◆ Instructions to follow: Please use the deck-staining tips to answer this: what happens when black-soled shoes are worn while using an oil-based stain?

◆ Selected text:
66. Never over apply a wood stain. "Thicker is not better" Extra coats will not make it last longer. In fact the stains can fail prematurely.

67. Never over apply on New Wood. New wood is not very absorbent and too much stain will just dry on top of the wood instead of penetrating into the wood. In most causes you will only need one coat on new wood.

68. Never apply a semi-transparent stain over a solid (opaque) stain.

69. Never apply a wood stain below the recommended minimum temperature. The stain may not dry or cure properly if you do.

70. Never apply a wood stain if the temperature will fall below freezing over night. This may be okay of your stain has enough time to dry prior, but if it is still wet when it freezes it may have issues.

71. Never apply a stain in extreme heat! The stain may "flash" dry. This can create unevenness and "shiny" spots.

72. Never stain your deck the day before a party. Due to weather conditions, stains may not be completely dry for a few days. The last thing you want is one of your friends leaning on a wet railing Embarassed

73. Never add mineral spirits or thinner to the stain. You will degrade its performance.

74. Never stain half the floor then take a long break. You may get overlap lines

75. Never roll around a heavy grill! These stainless steel grills weigh a lot and typically have small wheels. Rolling the grill back and forth across the decking will leave small dents. Applying a semi-transparent stain will enhance these dents leaving marks all over your decking.

76. Never fill your stain trays on grass. Any spills and the grass will die.

77. Never spray a wood stain on a windy day. One gust and the stain can get all over your windows, siding, or neighbors home.

78. Never wear black soled shoes when using an oil-based stain. The petroleum in the stain can soften the soles leaving black footprints all over your deck!

79. Never try to make your deck "shiny" like your interior hardwood floor. The stain will peel and it will be extremely difficult to remove. This happens when stains are over-applied or a film-forming varnish stain is chosen. An example of a film-forming varnish type stain is Sikkens Cetol. In our opinion this should never be used on decking surface.

80. Never step off your newly stained deck on to concrete or pavers. You will leave footprints.

81. Never worry about the knots of the wood being lighter in color. This is normal for a lot of the stains as the knots have a higher density, causing the stains to be less absorbent.

82. Never use water to clean oil-based stains.

83. Never leave oily rags or canvas tarps near or in the house! They can start a fire. Water down first if needed to reduce any chance of this occurring.

◆ Information shown:
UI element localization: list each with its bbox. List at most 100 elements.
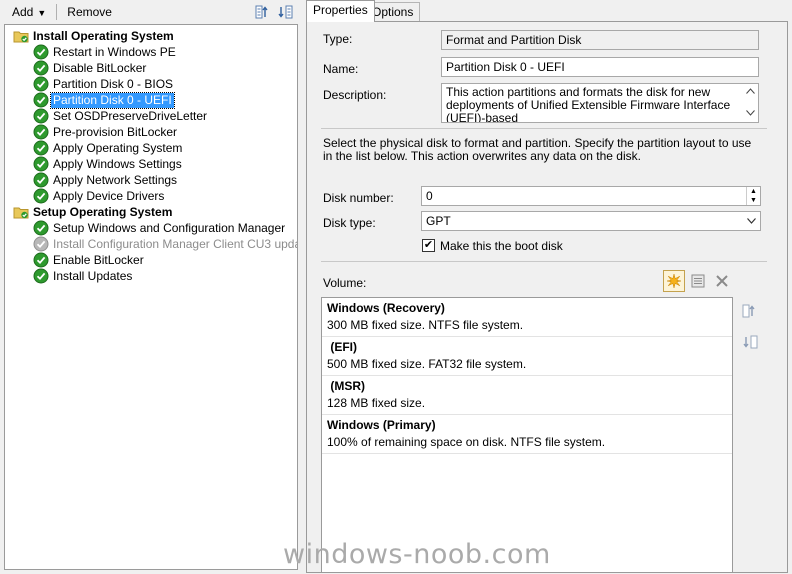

◆ Result of the exercise: The petroleum in the stain can soften the soles, leaving black footprints all over the deck.